-- The task --
Show all lines from the listing below that contain "Contains".

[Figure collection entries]
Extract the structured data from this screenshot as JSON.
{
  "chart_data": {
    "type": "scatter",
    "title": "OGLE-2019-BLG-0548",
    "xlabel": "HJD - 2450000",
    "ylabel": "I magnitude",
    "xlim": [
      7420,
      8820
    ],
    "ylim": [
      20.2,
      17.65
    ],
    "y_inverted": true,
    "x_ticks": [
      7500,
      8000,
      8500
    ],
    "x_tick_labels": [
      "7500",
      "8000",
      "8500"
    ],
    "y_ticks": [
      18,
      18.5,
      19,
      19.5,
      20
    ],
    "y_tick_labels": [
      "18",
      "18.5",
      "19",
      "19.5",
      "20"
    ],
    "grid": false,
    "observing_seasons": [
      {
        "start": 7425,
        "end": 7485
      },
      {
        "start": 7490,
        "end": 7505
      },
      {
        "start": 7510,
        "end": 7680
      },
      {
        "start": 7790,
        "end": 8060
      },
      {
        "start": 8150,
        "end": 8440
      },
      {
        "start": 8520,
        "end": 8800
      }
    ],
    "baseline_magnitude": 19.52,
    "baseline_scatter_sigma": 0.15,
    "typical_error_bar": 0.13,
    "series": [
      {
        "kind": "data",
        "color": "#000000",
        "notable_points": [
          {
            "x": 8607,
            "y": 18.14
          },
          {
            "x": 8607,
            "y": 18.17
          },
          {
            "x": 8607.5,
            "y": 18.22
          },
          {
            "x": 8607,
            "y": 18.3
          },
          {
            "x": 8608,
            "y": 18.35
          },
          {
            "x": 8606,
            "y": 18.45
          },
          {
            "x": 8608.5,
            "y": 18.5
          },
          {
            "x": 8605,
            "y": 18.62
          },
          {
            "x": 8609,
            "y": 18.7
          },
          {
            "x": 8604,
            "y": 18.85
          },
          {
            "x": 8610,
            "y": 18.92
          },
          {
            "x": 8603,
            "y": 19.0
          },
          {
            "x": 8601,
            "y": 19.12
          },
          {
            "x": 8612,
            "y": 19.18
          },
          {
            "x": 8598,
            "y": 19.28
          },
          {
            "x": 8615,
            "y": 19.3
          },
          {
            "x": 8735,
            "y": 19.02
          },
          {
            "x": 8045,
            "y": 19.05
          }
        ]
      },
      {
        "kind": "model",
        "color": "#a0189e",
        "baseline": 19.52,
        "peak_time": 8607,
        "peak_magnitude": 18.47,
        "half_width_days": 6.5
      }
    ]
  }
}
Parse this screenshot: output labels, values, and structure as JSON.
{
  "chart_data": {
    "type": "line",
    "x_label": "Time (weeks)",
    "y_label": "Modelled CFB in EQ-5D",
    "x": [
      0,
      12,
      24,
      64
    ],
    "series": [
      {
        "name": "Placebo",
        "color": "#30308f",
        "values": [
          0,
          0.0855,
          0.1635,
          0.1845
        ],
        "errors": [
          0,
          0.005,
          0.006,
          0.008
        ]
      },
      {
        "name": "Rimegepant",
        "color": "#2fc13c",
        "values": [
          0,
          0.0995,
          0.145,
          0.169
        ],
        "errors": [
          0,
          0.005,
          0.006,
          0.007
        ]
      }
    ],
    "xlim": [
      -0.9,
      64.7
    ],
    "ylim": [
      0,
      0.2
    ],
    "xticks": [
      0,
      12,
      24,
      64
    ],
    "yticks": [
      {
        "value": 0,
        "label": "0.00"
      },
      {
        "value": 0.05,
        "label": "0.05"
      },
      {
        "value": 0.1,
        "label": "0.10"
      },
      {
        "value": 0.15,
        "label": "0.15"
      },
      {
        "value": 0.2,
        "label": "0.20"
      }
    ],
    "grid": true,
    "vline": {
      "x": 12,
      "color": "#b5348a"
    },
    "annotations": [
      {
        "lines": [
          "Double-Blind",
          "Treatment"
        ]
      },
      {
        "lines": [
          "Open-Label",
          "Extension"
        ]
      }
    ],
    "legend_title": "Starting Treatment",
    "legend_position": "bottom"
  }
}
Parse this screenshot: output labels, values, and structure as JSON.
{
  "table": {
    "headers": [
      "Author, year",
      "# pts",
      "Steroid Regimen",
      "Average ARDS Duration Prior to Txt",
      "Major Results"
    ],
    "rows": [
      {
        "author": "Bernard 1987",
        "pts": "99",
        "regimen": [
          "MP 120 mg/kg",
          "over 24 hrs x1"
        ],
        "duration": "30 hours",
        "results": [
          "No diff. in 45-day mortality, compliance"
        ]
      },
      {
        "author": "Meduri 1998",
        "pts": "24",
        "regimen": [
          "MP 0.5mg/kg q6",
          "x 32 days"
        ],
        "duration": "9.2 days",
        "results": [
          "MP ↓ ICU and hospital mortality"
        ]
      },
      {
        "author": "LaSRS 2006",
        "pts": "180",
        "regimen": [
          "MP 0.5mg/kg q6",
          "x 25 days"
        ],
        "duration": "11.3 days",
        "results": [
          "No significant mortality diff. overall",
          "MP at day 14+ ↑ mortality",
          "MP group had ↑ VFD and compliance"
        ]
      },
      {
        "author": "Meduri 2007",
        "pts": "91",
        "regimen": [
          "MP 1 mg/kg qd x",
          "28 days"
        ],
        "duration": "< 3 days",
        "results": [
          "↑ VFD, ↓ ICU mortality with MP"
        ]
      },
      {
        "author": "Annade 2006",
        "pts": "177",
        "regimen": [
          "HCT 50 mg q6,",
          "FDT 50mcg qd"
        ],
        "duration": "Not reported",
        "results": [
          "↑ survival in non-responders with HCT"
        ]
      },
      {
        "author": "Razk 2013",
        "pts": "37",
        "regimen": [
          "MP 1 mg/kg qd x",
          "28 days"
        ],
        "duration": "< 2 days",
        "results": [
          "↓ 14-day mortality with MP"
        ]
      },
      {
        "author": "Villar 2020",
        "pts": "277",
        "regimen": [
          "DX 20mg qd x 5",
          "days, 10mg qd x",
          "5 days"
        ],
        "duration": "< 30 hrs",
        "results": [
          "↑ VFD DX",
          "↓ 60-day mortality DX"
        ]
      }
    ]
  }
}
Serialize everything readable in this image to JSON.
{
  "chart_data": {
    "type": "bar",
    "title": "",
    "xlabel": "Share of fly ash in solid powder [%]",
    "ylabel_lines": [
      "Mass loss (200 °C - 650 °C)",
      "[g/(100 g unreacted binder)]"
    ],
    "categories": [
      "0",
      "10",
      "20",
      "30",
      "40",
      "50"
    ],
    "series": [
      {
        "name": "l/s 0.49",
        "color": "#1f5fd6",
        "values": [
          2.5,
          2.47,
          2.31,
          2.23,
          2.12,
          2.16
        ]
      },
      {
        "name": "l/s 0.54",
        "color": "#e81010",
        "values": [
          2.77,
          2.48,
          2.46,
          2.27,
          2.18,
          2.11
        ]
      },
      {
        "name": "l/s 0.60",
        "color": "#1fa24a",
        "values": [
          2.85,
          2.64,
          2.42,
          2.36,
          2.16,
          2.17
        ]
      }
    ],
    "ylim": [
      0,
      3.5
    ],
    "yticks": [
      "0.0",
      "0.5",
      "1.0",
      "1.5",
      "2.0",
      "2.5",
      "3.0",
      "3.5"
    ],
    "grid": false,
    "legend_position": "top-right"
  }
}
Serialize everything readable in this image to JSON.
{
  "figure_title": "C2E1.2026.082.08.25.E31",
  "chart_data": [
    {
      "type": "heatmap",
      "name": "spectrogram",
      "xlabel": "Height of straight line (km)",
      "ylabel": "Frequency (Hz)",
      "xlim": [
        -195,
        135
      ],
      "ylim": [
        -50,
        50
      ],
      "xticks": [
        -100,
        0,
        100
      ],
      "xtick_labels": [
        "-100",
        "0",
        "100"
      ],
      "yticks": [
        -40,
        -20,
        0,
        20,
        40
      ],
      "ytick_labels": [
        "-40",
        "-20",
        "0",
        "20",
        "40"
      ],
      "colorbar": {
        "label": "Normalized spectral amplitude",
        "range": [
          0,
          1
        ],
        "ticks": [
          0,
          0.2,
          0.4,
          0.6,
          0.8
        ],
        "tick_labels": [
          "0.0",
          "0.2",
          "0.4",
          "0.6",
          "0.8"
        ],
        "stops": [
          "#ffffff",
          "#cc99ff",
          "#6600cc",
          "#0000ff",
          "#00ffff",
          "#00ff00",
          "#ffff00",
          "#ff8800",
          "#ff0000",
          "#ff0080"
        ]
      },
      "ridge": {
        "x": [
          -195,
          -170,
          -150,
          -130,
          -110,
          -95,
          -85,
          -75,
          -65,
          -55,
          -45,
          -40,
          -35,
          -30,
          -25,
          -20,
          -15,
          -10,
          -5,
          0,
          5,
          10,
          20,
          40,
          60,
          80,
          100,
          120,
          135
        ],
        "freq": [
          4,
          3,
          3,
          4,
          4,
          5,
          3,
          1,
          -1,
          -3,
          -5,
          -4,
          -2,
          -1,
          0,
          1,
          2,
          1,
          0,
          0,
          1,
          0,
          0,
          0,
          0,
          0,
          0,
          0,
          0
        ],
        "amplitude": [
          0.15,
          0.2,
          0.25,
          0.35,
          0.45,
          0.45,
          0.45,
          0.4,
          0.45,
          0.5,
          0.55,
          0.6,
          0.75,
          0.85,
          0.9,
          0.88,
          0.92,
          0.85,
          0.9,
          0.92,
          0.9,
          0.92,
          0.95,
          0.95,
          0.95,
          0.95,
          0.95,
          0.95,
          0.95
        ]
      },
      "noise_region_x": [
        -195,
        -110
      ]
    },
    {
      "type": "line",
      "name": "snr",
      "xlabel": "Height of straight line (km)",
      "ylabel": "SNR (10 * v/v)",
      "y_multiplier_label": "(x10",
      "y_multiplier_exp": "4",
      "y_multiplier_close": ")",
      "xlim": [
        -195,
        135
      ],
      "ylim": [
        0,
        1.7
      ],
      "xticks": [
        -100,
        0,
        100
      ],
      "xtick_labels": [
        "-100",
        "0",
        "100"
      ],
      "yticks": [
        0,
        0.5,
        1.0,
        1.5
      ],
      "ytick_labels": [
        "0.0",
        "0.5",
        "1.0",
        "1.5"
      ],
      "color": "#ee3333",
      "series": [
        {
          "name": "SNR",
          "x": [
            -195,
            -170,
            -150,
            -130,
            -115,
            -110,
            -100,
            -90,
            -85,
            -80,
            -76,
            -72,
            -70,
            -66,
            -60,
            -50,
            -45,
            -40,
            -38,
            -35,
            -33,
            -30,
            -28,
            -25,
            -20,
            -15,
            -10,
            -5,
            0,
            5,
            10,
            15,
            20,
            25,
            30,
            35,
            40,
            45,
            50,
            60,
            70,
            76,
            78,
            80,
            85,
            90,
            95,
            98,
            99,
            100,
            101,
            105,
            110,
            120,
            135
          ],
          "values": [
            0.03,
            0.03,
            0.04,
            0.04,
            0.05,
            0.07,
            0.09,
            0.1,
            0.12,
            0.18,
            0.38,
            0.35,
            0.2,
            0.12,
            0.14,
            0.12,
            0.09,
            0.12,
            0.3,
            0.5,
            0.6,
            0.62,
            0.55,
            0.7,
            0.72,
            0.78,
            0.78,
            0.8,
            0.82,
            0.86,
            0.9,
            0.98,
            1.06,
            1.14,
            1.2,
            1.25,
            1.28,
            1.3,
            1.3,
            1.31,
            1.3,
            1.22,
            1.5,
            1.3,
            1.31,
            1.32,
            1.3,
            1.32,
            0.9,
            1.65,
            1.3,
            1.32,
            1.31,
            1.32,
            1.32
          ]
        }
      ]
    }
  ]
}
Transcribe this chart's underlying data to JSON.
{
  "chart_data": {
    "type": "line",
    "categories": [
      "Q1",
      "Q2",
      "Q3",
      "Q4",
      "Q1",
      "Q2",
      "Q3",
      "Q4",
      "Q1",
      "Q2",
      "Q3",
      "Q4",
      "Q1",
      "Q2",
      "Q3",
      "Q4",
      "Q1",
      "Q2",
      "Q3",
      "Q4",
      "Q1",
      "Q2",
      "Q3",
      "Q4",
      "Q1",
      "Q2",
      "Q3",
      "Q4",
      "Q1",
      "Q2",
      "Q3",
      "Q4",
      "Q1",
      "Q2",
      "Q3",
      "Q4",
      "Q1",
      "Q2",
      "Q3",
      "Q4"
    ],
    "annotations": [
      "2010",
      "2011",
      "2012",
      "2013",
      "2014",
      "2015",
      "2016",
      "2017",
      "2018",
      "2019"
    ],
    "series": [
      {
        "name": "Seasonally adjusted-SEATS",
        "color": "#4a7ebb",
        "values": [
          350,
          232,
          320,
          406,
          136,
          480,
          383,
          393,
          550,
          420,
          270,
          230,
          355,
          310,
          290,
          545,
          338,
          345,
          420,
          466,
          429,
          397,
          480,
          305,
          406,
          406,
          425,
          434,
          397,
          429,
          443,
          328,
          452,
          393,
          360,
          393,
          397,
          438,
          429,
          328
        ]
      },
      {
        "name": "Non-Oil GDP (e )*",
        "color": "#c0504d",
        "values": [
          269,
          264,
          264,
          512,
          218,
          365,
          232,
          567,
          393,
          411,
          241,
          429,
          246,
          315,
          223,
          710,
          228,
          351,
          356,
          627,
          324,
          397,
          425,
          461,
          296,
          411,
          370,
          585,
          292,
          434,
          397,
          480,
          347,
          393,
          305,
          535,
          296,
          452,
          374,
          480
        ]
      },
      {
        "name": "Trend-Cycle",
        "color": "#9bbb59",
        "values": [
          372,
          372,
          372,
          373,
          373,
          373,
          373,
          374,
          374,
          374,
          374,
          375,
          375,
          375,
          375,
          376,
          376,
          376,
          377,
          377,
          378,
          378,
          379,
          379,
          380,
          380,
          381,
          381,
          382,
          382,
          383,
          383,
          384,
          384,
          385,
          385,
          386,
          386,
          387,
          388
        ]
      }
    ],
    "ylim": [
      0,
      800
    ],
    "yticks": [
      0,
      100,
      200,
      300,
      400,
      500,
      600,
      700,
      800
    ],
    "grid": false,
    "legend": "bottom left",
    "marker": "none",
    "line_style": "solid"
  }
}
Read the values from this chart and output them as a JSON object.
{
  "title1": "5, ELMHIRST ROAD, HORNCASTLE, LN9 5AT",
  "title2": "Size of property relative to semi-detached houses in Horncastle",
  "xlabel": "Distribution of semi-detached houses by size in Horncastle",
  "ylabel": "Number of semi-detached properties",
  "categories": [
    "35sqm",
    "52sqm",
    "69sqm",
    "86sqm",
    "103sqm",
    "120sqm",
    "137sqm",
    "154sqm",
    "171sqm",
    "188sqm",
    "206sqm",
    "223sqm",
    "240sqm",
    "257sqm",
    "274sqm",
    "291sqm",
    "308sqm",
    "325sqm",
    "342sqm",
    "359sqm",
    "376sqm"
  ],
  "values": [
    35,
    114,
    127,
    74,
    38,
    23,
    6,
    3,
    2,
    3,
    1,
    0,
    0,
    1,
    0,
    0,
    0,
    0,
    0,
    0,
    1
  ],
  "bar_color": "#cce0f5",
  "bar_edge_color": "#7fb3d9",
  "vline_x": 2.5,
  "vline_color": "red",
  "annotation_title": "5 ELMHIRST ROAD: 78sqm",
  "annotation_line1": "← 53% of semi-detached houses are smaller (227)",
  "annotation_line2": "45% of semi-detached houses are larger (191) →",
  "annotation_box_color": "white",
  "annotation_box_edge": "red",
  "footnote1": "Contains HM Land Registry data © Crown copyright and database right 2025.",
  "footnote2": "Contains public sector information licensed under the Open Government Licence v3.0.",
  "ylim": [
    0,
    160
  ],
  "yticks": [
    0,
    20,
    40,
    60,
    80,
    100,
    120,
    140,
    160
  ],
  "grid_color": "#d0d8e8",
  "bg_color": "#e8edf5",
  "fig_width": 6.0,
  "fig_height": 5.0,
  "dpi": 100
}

-- Task response --
  "footnote1": "Contains HM Land Registry data © Crown copyright and database right 2025.",
  "footnote2": "Contains public sector information licensed under the Open Government Licence v3.0.",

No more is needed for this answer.